### What is being asked:
All entries should be output exactly as they stand.
──────── Provided records
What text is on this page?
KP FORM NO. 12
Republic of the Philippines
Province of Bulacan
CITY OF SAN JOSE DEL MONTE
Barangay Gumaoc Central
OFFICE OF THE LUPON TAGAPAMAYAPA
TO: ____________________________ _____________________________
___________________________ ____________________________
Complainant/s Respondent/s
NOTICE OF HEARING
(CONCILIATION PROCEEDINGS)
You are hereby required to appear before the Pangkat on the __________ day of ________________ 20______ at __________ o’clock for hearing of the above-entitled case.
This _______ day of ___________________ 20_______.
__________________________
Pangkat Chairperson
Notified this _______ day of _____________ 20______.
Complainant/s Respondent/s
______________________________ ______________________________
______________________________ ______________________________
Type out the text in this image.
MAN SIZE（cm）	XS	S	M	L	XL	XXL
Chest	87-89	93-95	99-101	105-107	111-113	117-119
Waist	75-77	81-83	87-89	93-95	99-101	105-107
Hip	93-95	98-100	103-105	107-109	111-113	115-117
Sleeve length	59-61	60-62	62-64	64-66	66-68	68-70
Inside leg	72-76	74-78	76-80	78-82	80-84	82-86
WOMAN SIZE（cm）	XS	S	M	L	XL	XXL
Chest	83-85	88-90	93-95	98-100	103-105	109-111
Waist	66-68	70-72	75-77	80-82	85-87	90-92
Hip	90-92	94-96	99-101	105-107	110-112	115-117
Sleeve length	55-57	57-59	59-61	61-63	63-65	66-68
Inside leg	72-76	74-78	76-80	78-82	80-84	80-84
────────────────
### Final answer:
What text is on this page?
KP FORM NO. 12
Republic of the Philippines
Province of Bulacan
CITY OF SAN JOSE DEL MONTE
Barangay Gumaoc Central
OFFICE OF THE LUPON TAGAPAMAYAPA
TO: ____________________________ _____________________________
___________________________ ____________________________
Complainant/s Respondent/s
NOTICE OF HEARING
(CONCILIATION PROCEEDINGS)
You are hereby required to appear before the Pangkat on the __________ day of ________________ 20______ at __________ o’clock for hearing of the above-entitled case.
This _______ day of ___________________ 20_______.
__________________________
Pangkat Chairperson
Notified this _______ day of _____________ 20______.
Complainant/s Respondent/s
______________________________ ______________________________
______________________________ ______________________________
Type out the text in this image.
MAN SIZE（cm）	XS	S	M	L	XL	XXL
Chest	87-89	93-95	99-101	105-107	111-113	117-119
Waist	75-77	81-83	87-89	93-95	99-101	105-107
Hip	93-95	98-100	103-105	107-109	111-113	115-117
Sleeve length	59-61	60-62	62-64	64-66	66-68	68-70
Inside leg	72-76	74-78	76-80	78-82	80-84	82-86
WOMAN SIZE（cm）	XS	S	M	L	XL	XXL
Chest	83-85	88-90	93-95	98-100	103-105	109-111
Waist	66-68	70-72	75-77	80-82	85-87	90-92
Hip	90-92	94-96	99-101	105-107	110-112	115-117
Sleeve length	55-57	57-59	59-61	61-63	63-65	66-68
Inside leg	72-76	74-78	76-80	78-82	80-84	80-84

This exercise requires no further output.